## What the task requires:
Pull every "writing" line out of the data below.

[Saved data entries]

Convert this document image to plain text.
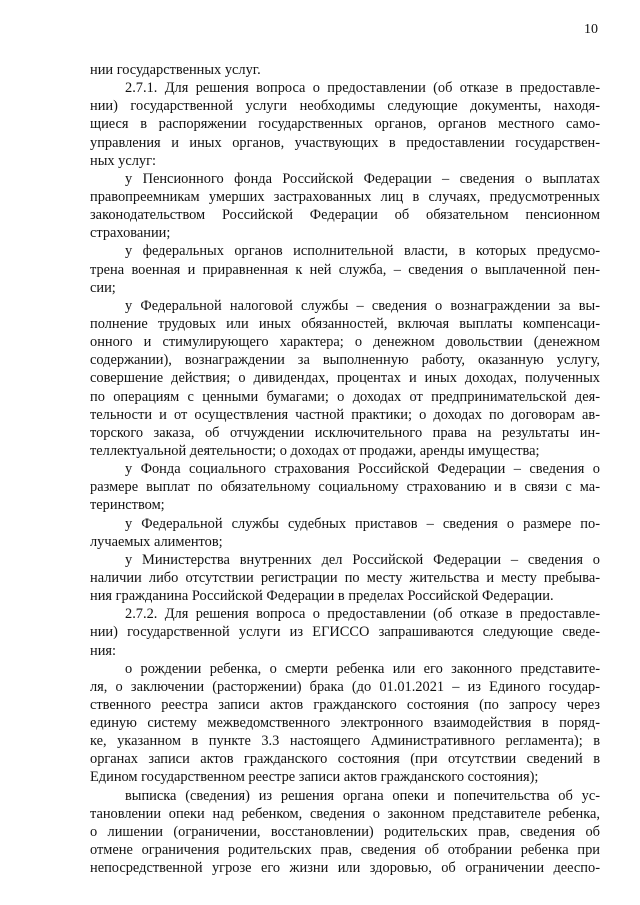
10
нии государственных услуг.
2.7.1. Для решения вопроса о предоставлении (об отказе в предоставле-
нии) государственной услуги необходимы следующие документы, находя-
щиеся в распоряжении государственных органов, органов местного само-
управления и иных органов, участвующих в предоставлении государствен-
ных услуг:
у Пенсионного фонда Российской Федерации – сведения о выплатах
правопреемникам умерших застрахованных лиц в случаях, предусмотренных
законодательством Российской Федерации об обязательном пенсионном
страховании;
у федеральных органов исполнительной власти, в которых предусмо-
трена военная и приравненная к ней служба, – сведения о выплаченной пен-
сии;
у Федеральной налоговой службы – сведения о вознаграждении за вы-
полнение трудовых или иных обязанностей, включая выплаты компенсаци-
онного и стимулирующего характера; о денежном довольствии (денежном
содержании), вознаграждении за выполненную работу, оказанную услугу,
совершение действия; о дивидендах, процентах и иных доходах, полученных
по операциям с ценными бумагами; о доходах от предпринимательской дея-
тельности и от осуществления частной практики; о доходах по договорам ав-
торского заказа, об отчуждении исключительного права на результаты ин-
теллектуальной деятельности; о доходах от продажи, аренды имущества;
у Фонда социального страхования Российской Федерации – сведения о
размере выплат по обязательному социальному страхованию и в связи с ма-
теринством;
у Федеральной службы судебных приставов – сведения о размере по-
лучаемых алиментов;
у Министерства внутренних дел Российской Федерации – сведения о
наличии либо отсутствии регистрации по месту жительства и месту пребыва-
ния гражданина Российской Федерации в пределах Российской Федерации.
2.7.2. Для решения вопроса о предоставлении (об отказе в предоставле-
нии) государственной услуги из ЕГИССО запрашиваются следующие сведе-
ния:
о рождении ребенка, о смерти ребенка или его законного представите-
ля, о заключении (расторжении) брака (до 01.01.2021 – из Единого государ-
ственного реестра записи актов гражданского состояния (по запросу через
единую систему межведомственного электронного взаимодействия в поряд-
ке, указанном в пункте 3.3 настоящего Административного регламента); в
органах записи актов гражданского состояния (при отсутствии сведений в
Едином государственном реестре записи актов гражданского состояния);
выписка (сведения) из решения органа опеки и попечительства об ус-
тановлении опеки над ребенком, сведения о законном представителе ребенка,
о лишении (ограничении, восстановлении) родительских прав, сведения об
отмене ограничения родительских прав, сведения об отобрании ребенка при
непосредственной угрозе его жизни или здоровью, об ограничении дееспо-
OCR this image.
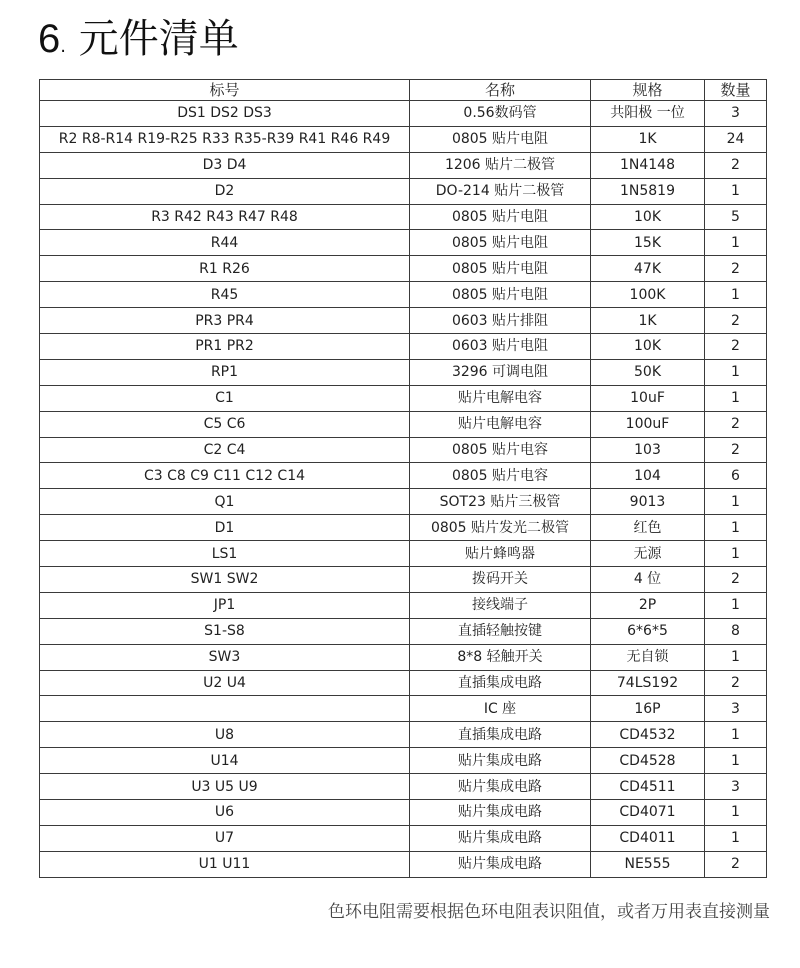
6. 元件清单
标号	名称	规格	数量
DS1 DS2 DS3	0.56数码管	共阳极 一位	3
R2 R8-R14 R19-R25 R33 R35-R39 R41 R46 R49	0805 贴片电阻	1K	24
D3 D4	1206 贴片二极管	1N4148	2
D2	DO-214 贴片二极管	1N5819	1
R3 R42 R43 R47 R48	0805 贴片电阻	10K	5
R44	0805 贴片电阻	15K	1
R1 R26	0805 贴片电阻	47K	2
R45	0805 贴片电阻	100K	1
PR3 PR4	0603 贴片排阻	1K	2
PR1 PR2	0603 贴片电阻	10K	2
RP1	3296 可调电阻	50K	1
C1	贴片电解电容	10uF	1
C5 C6	贴片电解电容	100uF	2
C2 C4	0805 贴片电容	103	2
C3 C8 C9 C11 C12 C14	0805 贴片电容	104	6
Q1	SOT23 贴片三极管	9013	1
D1	0805 贴片发光二极管	红色	1
LS1	贴片蜂鸣器	无源	1
SW1 SW2	拨码开关	4 位	2
JP1	接线端子	2P	1
S1-S8	直插轻触按键	6*6*5	8
SW3	8*8 轻触开关	无自锁	1
U2 U4	直插集成电路	74LS192	2
	IC 座	16P	3
U8	直插集成电路	CD4532	1
U14	贴片集成电路	CD4528	1
U3 U5 U9	贴片集成电路	CD4511	3
U6	贴片集成电路	CD4071	1
U7	贴片集成电路	CD4011	1
U1 U11	贴片集成电路	NE555	2
色环电阻需要根据色环电阻表识阻值，或者万用表直接测量
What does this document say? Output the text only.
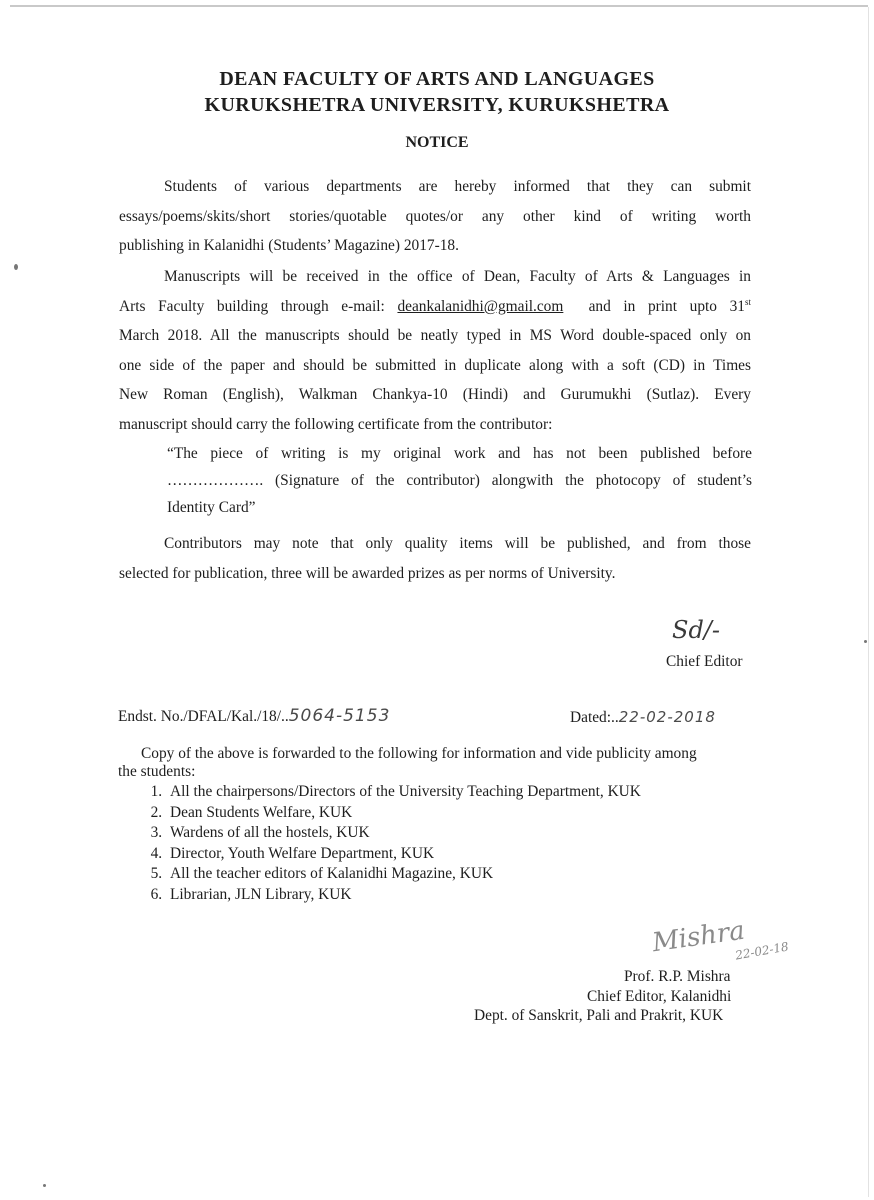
DEAN FACULTY OF ARTS AND LANGUAGES
KURUKSHETRA UNIVERSITY, KURUKSHETRA
NOTICE
Students of various departments are hereby informed that they can submit
essays/poems/skits/short stories/quotable quotes/or any other kind of writing worth
publishing in Kalanidhi (Students’ Magazine) 2017-18.
Manuscripts will be received in the office of Dean, Faculty of Arts & Languages in
Arts Faculty building through e-mail: deankalanidhi@gmail.com and in print upto 31st
March 2018. All the manuscripts should be neatly typed in MS Word double-spaced only on
one side of the paper and should be submitted in duplicate along with a soft (CD) in Times
New Roman (English), Walkman Chankya-10 (Hindi) and Gurumukhi (Sutlaz). Every
manuscript should carry the following certificate from the contributor:
“The piece of writing is my original work and has not been published before
………………. (Signature of the contributor) alongwith the photocopy of student’s
Identity Card”
Contributors may note that only quality items will be published, and from those
selected for publication, three will be awarded prizes as per norms of University.
Sd/-
Chief Editor
Endst. No./DFAL/Kal./18/..5064-5153	Dated:..22-02-2018
Copy of the above is forwarded to the following for information and vide publicity among
the students:
1. All the chairpersons/Directors of the University Teaching Department, KUK
2. Dean Students Welfare, KUK
3. Wardens of all the hostels, KUK
4. Director, Youth Welfare Department, KUK
5. All the teacher editors of Kalanidhi Magazine, KUK
6. Librarian, JLN Library, KUK
Mishra
22-02-18
Prof. R.P. Mishra
Chief Editor, Kalanidhi
Dept. of Sanskrit, Pali and Prakrit, KUK
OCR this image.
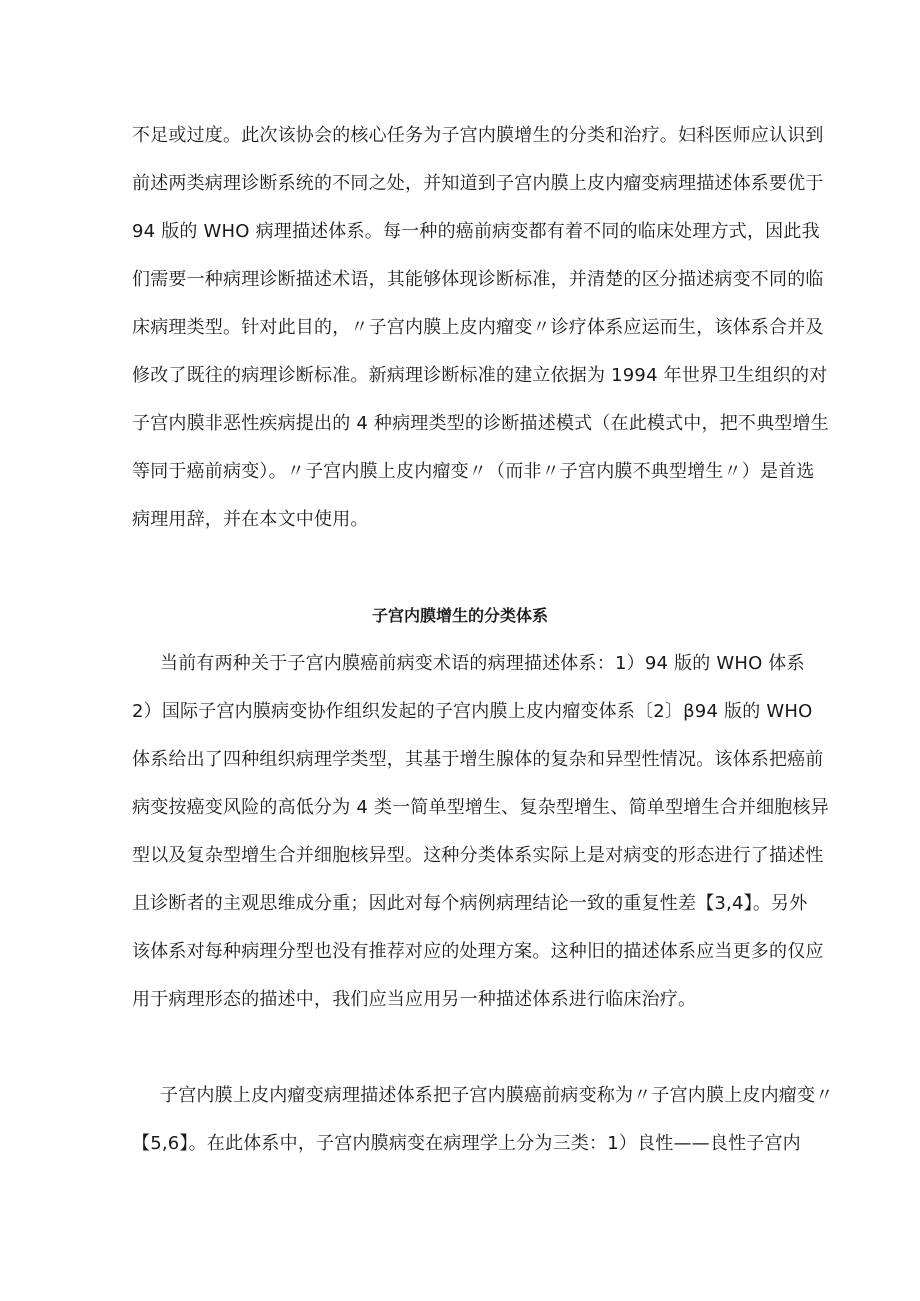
不足或过度。此次该协会的核心任务为子宫内膜增生的分类和治疗。妇科医师应认识到
前述两类病理诊断系统的不同之处，并知道到子宫内膜上皮内瘤变病理描述体系要优于
94 版的 WHO 病理描述体系。每一种的癌前病变都有着不同的临床处理方式，因此我
们需要一种病理诊断描述术语，其能够体现诊断标准，并清楚的区分描述病变不同的临
床病理类型。针对此目的，〃子宫内膜上皮内瘤变〃诊疗体系应运而生，该体系合并及
修改了既往的病理诊断标准。新病理诊断标准的建立依据为 1994 年世界卫生组织的对
子宫内膜非恶性疾病提出的 4 种病理类型的诊断描述模式（在此模式中，把不典型增生
等同于癌前病变）。〃子宫内膜上皮内瘤变〃（而非〃子宫内膜不典型增生〃）是首选
病理用辞，并在本文中使用。
子宫内膜增生的分类体系
当前有两种关于子宫内膜癌前病变术语的病理描述体系：1）94 版的 WHO 体系
2）国际子宫内膜病变协作组织发起的子宫内膜上皮内瘤变体系〔2〕β94 版的 WHO
体系给出了四种组织病理学类型，其基于增生腺体的复杂和异型性情况。该体系把癌前
病变按癌变风险的高低分为 4 类一简单型增生、复杂型增生、简单型增生合并细胞核异
型以及复杂型增生合并细胞核异型。这种分类体系实际上是对病变的形态进行了描述性
且诊断者的主观思维成分重；因此对每个病例病理结论一致的重复性差【3,4】。另外
该体系对每种病理分型也没有推荐对应的处理方案。这种旧的描述体系应当更多的仅应
用于病理形态的描述中，我们应当应用另一种描述体系进行临床治疗。
子宫内膜上皮内瘤变病理描述体系把子宫内膜癌前病变称为〃子宫内膜上皮内瘤变〃
【5,6】。在此体系中，子宫内膜病变在病理学上分为三类：1）良性——良性子宫内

## Output of the task:
essays/poems/skits/short stories/quotable quotes/or any other kind of writing worth
“The piece of writing is my original work and has not been published before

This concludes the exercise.